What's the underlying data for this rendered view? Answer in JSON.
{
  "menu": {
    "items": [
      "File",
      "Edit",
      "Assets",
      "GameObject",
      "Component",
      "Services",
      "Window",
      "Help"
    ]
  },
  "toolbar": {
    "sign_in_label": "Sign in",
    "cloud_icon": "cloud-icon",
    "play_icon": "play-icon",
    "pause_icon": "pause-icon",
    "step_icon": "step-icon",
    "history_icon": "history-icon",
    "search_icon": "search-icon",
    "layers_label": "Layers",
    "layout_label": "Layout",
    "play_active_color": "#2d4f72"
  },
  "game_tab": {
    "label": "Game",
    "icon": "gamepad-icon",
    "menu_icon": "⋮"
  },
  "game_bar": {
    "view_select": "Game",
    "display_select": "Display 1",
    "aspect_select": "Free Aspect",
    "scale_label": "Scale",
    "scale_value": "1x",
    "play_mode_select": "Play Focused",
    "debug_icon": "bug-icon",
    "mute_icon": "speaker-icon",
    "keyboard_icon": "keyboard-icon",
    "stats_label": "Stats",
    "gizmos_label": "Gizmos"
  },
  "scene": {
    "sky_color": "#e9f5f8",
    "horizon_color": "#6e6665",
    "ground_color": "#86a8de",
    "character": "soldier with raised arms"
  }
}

------------

→ **Written request**: Exactly as they are written, print the entries again.

→ **Correct answer**:
What's the underlying data for this rendered view? Answer in JSON.
{
  "menu": {
    "items": [
      "File",
      "Edit",
      "Assets",
      "GameObject",
      "Component",
      "Services",
      "Window",
      "Help"
    ]
  },
  "toolbar": {
    "sign_in_label": "Sign in",
    "cloud_icon": "cloud-icon",
    "play_icon": "play-icon",
    "pause_icon": "pause-icon",
    "step_icon": "step-icon",
    "history_icon": "history-icon",
    "search_icon": "search-icon",
    "layers_label": "Layers",
    "layout_label": "Layout",
    "play_active_color": "#2d4f72"
  },
  "game_tab": {
    "label": "Game",
    "icon": "gamepad-icon",
    "menu_icon": "⋮"
  },
  "game_bar": {
    "view_select": "Game",
    "display_select": "Display 1",
    "aspect_select": "Free Aspect",
    "scale_label": "Scale",
    "scale_value": "1x",
    "play_mode_select": "Play Focused",
    "debug_icon": "bug-icon",
    "mute_icon": "speaker-icon",
    "keyboard_icon": "keyboard-icon",
    "stats_label": "Stats",
    "gizmos_label": "Gizmos"
  },
  "scene": {
    "sky_color": "#e9f5f8",
    "horizon_color": "#6e6665",
    "ground_color": "#86a8de",
    "character": "soldier with raised arms"
  }
}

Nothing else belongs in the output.